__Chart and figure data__
***

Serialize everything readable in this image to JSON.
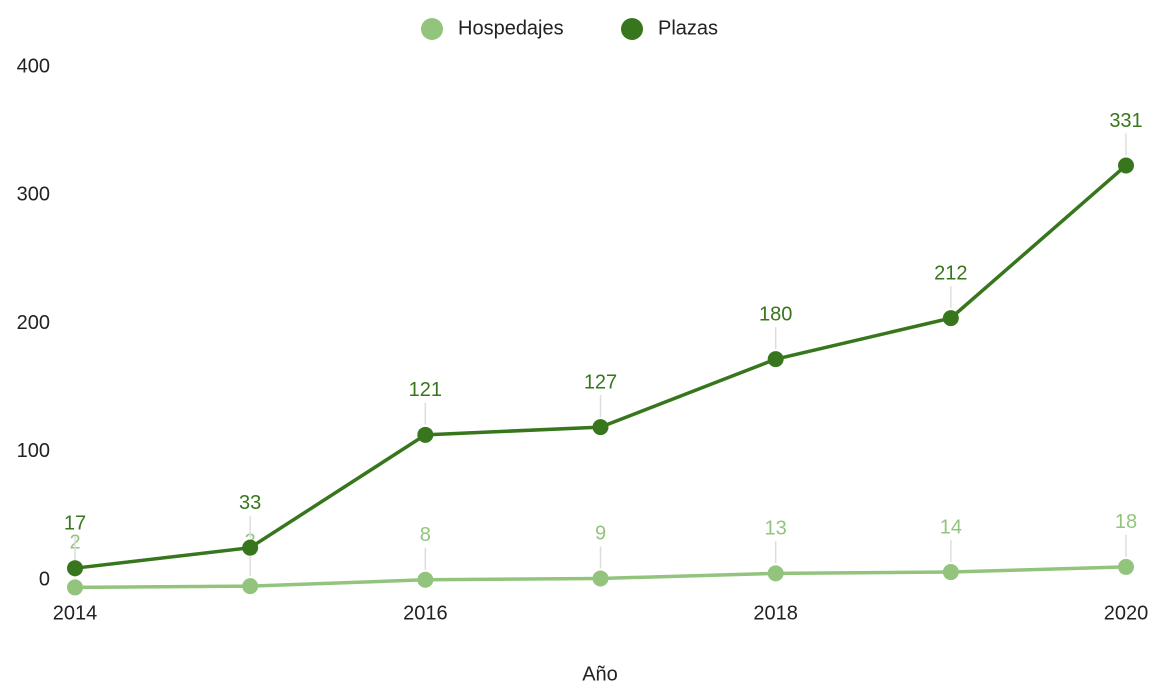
{
  "chart_data": {
    "type": "line",
    "x": [
      2014,
      2015,
      2016,
      2017,
      2018,
      2019,
      2020
    ],
    "series": [
      {
        "name": "Hospedajes",
        "color": "#93c47d",
        "values": [
          2,
          3,
          8,
          9,
          13,
          14,
          18
        ]
      },
      {
        "name": "Plazas",
        "color": "#38761d",
        "values": [
          17,
          33,
          121,
          127,
          180,
          212,
          331
        ]
      }
    ],
    "xlabel": "Año",
    "xlim": [
      2014,
      2020
    ],
    "xticks": [
      2014,
      2016,
      2018,
      2020
    ],
    "ylim": [
      0,
      400
    ],
    "yticks": [
      0,
      100,
      200,
      300,
      400
    ],
    "grid": false,
    "legend": "top"
  }
}
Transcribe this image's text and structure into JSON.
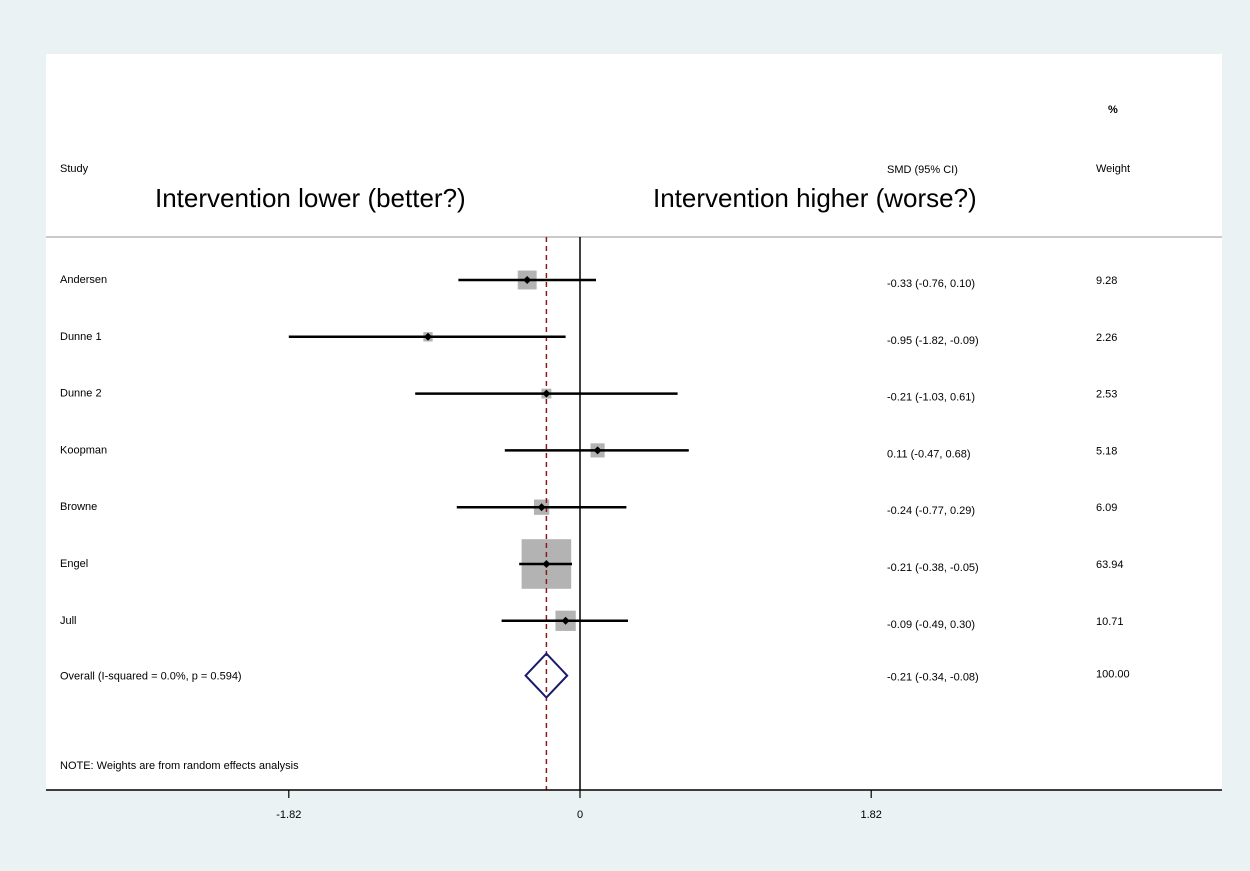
{
  "chart_data": {
    "type": "forest",
    "headers": {
      "study": "Study",
      "effect": "SMD (95% CI)",
      "weight_pct": "%",
      "weight": "Weight"
    },
    "direction_labels": {
      "left": "Intervention lower (better?)",
      "right": "Intervention higher (worse?)"
    },
    "studies": [
      {
        "name": "Andersen",
        "est": -0.33,
        "lo": -0.76,
        "hi": 0.1,
        "ci_text": "-0.33 (-0.76, 0.10)",
        "weight": 9.28,
        "weight_text": "9.28"
      },
      {
        "name": "Dunne 1",
        "est": -0.95,
        "lo": -1.82,
        "hi": -0.09,
        "ci_text": "-0.95 (-1.82, -0.09)",
        "weight": 2.26,
        "weight_text": "2.26"
      },
      {
        "name": "Dunne 2",
        "est": -0.21,
        "lo": -1.03,
        "hi": 0.61,
        "ci_text": "-0.21 (-1.03, 0.61)",
        "weight": 2.53,
        "weight_text": "2.53"
      },
      {
        "name": "Koopman",
        "est": 0.11,
        "lo": -0.47,
        "hi": 0.68,
        "ci_text": "0.11 (-0.47, 0.68)",
        "weight": 5.18,
        "weight_text": "5.18"
      },
      {
        "name": "Browne",
        "est": -0.24,
        "lo": -0.77,
        "hi": 0.29,
        "ci_text": "-0.24 (-0.77, 0.29)",
        "weight": 6.09,
        "weight_text": "6.09"
      },
      {
        "name": "Engel",
        "est": -0.21,
        "lo": -0.38,
        "hi": -0.05,
        "ci_text": "-0.21 (-0.38, -0.05)",
        "weight": 63.94,
        "weight_text": "63.94"
      },
      {
        "name": "Jull",
        "est": -0.09,
        "lo": -0.49,
        "hi": 0.3,
        "ci_text": "-0.09 (-0.49, 0.30)",
        "weight": 10.71,
        "weight_text": "10.71"
      }
    ],
    "overall": {
      "label": "Overall  (I-squared = 0.0%, p = 0.594)",
      "est": -0.21,
      "lo": -0.34,
      "hi": -0.08,
      "ci_text": "-0.21 (-0.34, -0.08)",
      "weight_text": "100.00"
    },
    "note": "NOTE: Weights are from random effects analysis",
    "x_ticks": [
      {
        "value": -1.82,
        "label": "-1.82"
      },
      {
        "value": 0,
        "label": "0"
      },
      {
        "value": 1.82,
        "label": "1.82"
      }
    ],
    "null_line": 0,
    "reference_line": -0.21,
    "colors": {
      "page_bg": "#eaf2f3",
      "panel_bg": "#ffffff",
      "box": "#b3b3b3",
      "overall_diamond": "#1a1a6e",
      "reference_line": "#8b1a1a"
    }
  }
}
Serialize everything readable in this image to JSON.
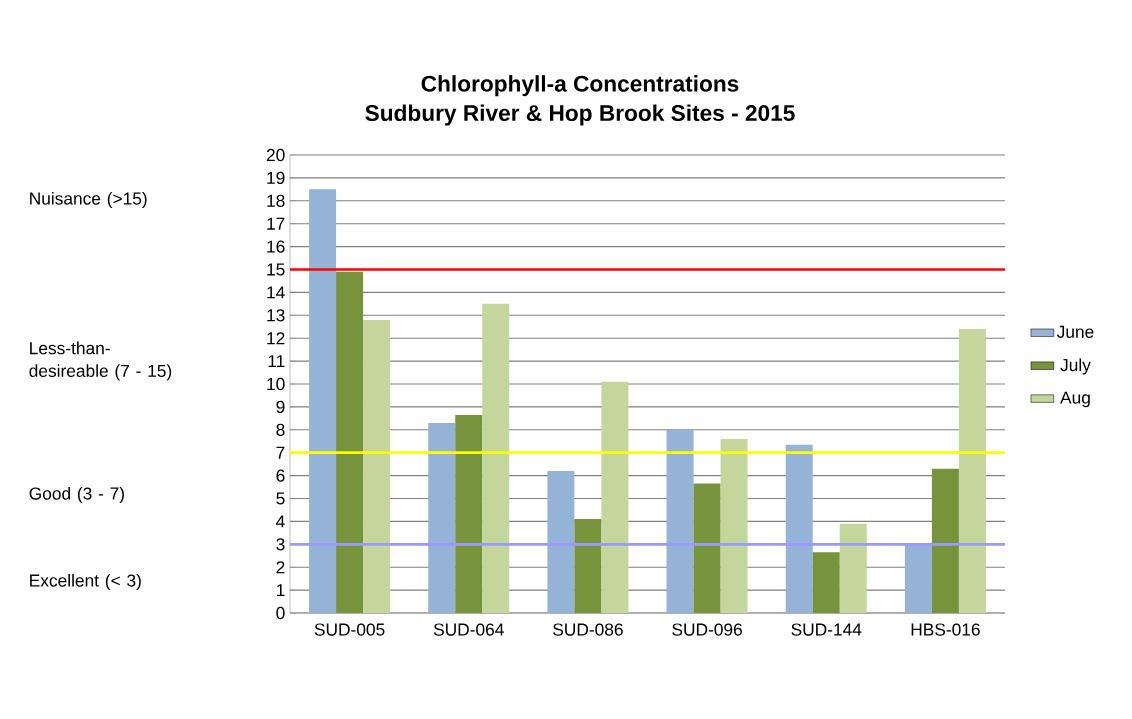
{
  "chart_data": {
    "type": "bar",
    "title": "Chlorophyll-a Concentrations",
    "subtitle": "Sudbury River & Hop Brook Sites - 2015",
    "categories": [
      "SUD-005",
      "SUD-064",
      "SUD-086",
      "SUD-096",
      "SUD-144",
      "HBS-016"
    ],
    "series": [
      {
        "name": "June",
        "color": "#95b3d7",
        "values": [
          18.5,
          8.3,
          6.2,
          8.0,
          7.35,
          3.05
        ]
      },
      {
        "name": "July",
        "color": "#77933c",
        "values": [
          14.9,
          8.65,
          4.1,
          5.65,
          2.65,
          6.3
        ]
      },
      {
        "name": "Aug",
        "color": "#c3d69b",
        "values": [
          12.8,
          13.5,
          10.1,
          7.6,
          3.9,
          12.4
        ]
      }
    ],
    "ylim": [
      0,
      20
    ],
    "yticks": [
      0,
      1,
      2,
      3,
      4,
      5,
      6,
      7,
      8,
      9,
      10,
      11,
      12,
      13,
      14,
      15,
      16,
      17,
      18,
      19,
      20
    ],
    "grid": "y",
    "legend": "right",
    "ref_lines": [
      {
        "axis": "y",
        "value": 15,
        "color": "#ff0000"
      },
      {
        "axis": "y",
        "value": 7,
        "color": "#ffff00"
      },
      {
        "axis": "y",
        "value": 3,
        "color": "#9999ff"
      }
    ],
    "annotations": [
      "Nuisance  (>15)",
      "Less-than-desireable (7 - 15)",
      "Good (3 - 7)",
      "Excellent  (< 3)"
    ]
  }
}
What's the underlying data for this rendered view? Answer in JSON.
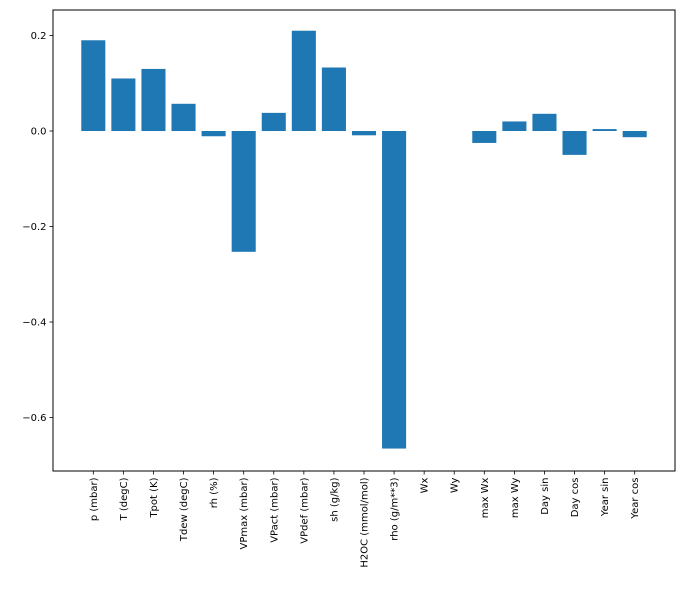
{
  "chart_data": {
    "type": "bar",
    "categories": [
      "p (mbar)",
      "T (degC)",
      "Tpot (K)",
      "Tdew (degC)",
      "rh (%)",
      "VPmax (mbar)",
      "VPact (mbar)",
      "VPdef (mbar)",
      "sh (g/kg)",
      "H2OC (mmol/mol)",
      "rho (g/m**3)",
      "Wx",
      "Wy",
      "max Wx",
      "max Wy",
      "Day sin",
      "Day cos",
      "Year sin",
      "Year cos"
    ],
    "values": [
      0.19,
      0.11,
      0.13,
      0.057,
      -0.011,
      -0.253,
      0.038,
      0.21,
      0.133,
      -0.009,
      -0.665,
      0.0,
      0.0,
      -0.025,
      0.02,
      0.036,
      -0.05,
      0.004,
      -0.013
    ],
    "bar_color": "#1f77b4",
    "spine_color": "#000000",
    "background_color": "#ffffff",
    "ylim": [
      -0.712,
      0.2534
    ],
    "xlim": [
      -1.34,
      19.34
    ],
    "bar_width_units": 0.8,
    "ytick_values": [
      0.2,
      0.0,
      -0.2,
      -0.4,
      -0.6
    ],
    "ytick_labels": [
      "0.2",
      "0.0",
      "−0.2",
      "−0.4",
      "−0.6"
    ],
    "xtick_rotation": 90,
    "grid": false,
    "legend": "none"
  }
}
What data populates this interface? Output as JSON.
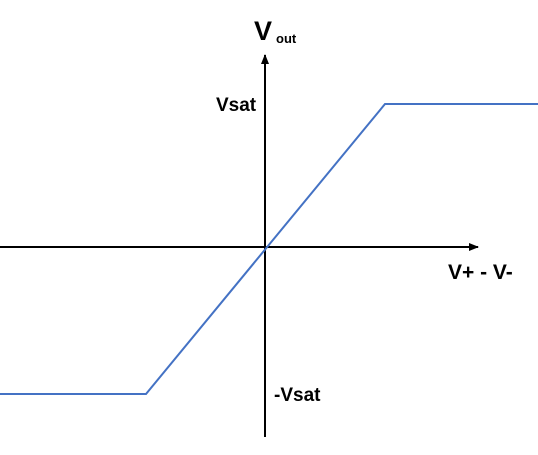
{
  "labels": {
    "y_axis_main": "V",
    "y_axis_sub": "out",
    "x_axis": "V+ - V-",
    "vsat_positive": "Vsat",
    "vsat_negative": "-Vsat"
  },
  "colors": {
    "axes": "#000000",
    "curve": "#4472C4",
    "background": "#FFFFFF"
  }
}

***

__Your instructions__
In the material above, find each line that contains the word "Vsat", and select it.

__Result for this task__
    "vsat_positive": "Vsat",
    "vsat_negative": "-Vsat"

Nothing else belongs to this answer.